Listed records
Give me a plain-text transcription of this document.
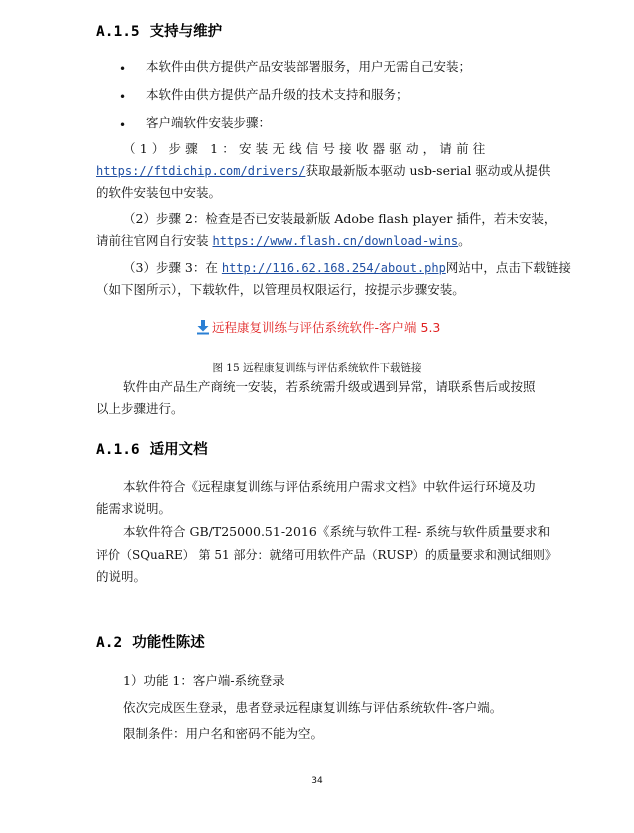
A.1.5 支持与维护
• 本软件由供方提供产品安装部署服务，用户无需自己安装；
• 本软件由供方提供产品升级的技术支持和服务；
• 客户端软件安装步骤：
（1）步骤 1：安装无线信号接收器驱动，请前往
https://ftdichip.com/drivers/获取最新版本驱动 usb-serial 驱动或从提供
的软件安装包中安装。
（2）步骤 2：检查是否已安装最新版 Adobe flash player 插件，若未安装，
请前往官网自行安装 https://www.flash.cn/download-wins。
（3）步骤 3：在 http://116.62.168.254/about.php网站中，点击下载链接
（如下图所示），下载软件，以管理员权限运行，按提示步骤安装。
远程康复训练与评估系统软件-客户端 5.3
图 15 远程康复训练与评估系统软件下载链接
软件由产品生产商统一安装，若系统需升级或遇到异常，请联系售后或按照
以上步骤进行。
A.1.6 适用文档
本软件符合《远程康复训练与评估系统用户需求文档》中软件运行环境及功
能需求说明。
本软件符合 GB/T25000.51-2016《系统与软件工程- 系统与软件质量要求和
评价（SQuaRE） 第 51 部分：就绪可用软件产品（RUSP）的质量要求和测试细则》
的说明。
A.2 功能性陈述
1）功能 1：客户端-系统登录
依次完成医生登录，患者登录远程康复训练与评估系统软件-客户端。
限制条件：用户名和密码不能为空。
34
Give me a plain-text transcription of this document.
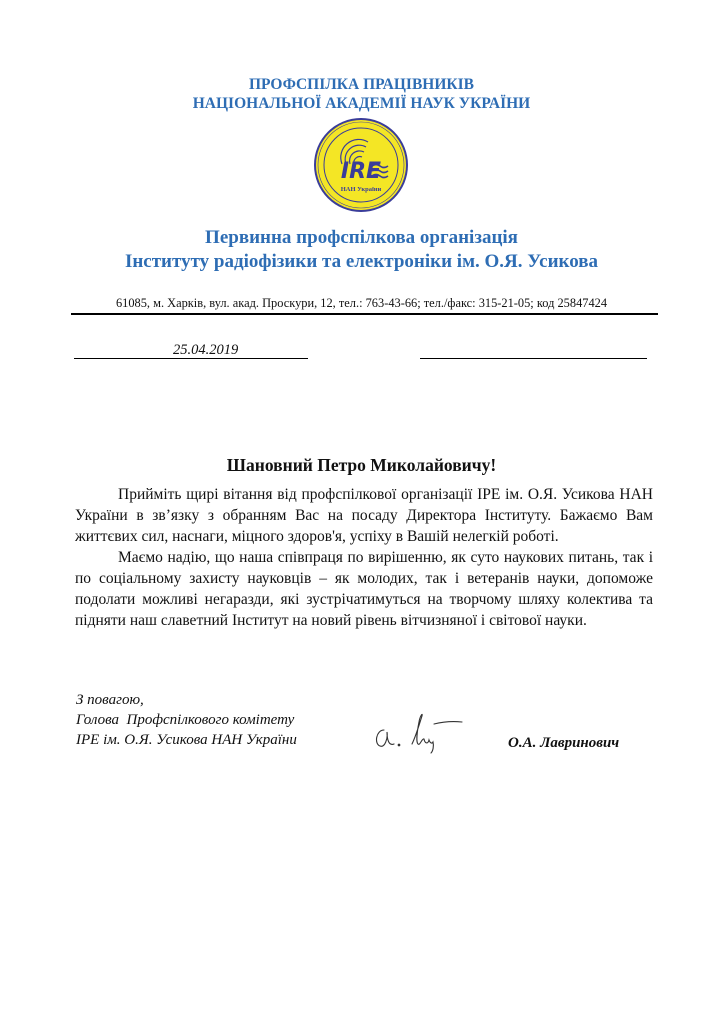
ПРОФСПІЛКА ПРАЦІВНИКІВ
НАЦІОНАЛЬНОЇ АКАДЕМІЇ НАУК УКРАЇНИ
IRE
НАН України
Первинна профспілкова організація
Інституту радіофізики та електроніки ім. О.Я. Усикова
61085, м. Харків, вул. акад. Проскури, 12, тел.: 763-43-66; тел./факс: 315-21-05; код 25847424
25.04.2019
Шановний Петро Миколайовичу!

Прийміть щирі вітання від профспілкової організації ІРЕ ім. О.Я. Усикова НАН України в зв’язку з обранням Вас на посаду Директора Інституту. Бажаємо Вам життєвих сил, наснаги, міцного здоров'я, успіху в Вашій нелегкій роботі.

Маємо надію, що наша співпраця по вирішенню, як суто наукових питань, так і по соціальному захисту науковців – як молодих, так і ветеранів науки, допоможе подолати можливі негаразди, які зустрічатимуться на творчому шляху колектива та підняти наш славетний Інститут на новий рівень вітчизняної і світової науки.

З повагою,
Голова  Профспілкового комітету
ІРЕ ім. О.Я. Усикова НАН України	О.А. Лавринович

What you will do
Out of the material above, gather each line where "本软件符合" appears.

Answer to this exercise
本软件符合《远程康复训练与评估系统用户需求文档》中软件运行环境及功
本软件符合 GB/T25000.51-2016《系统与软件工程- 系统与软件质量要求和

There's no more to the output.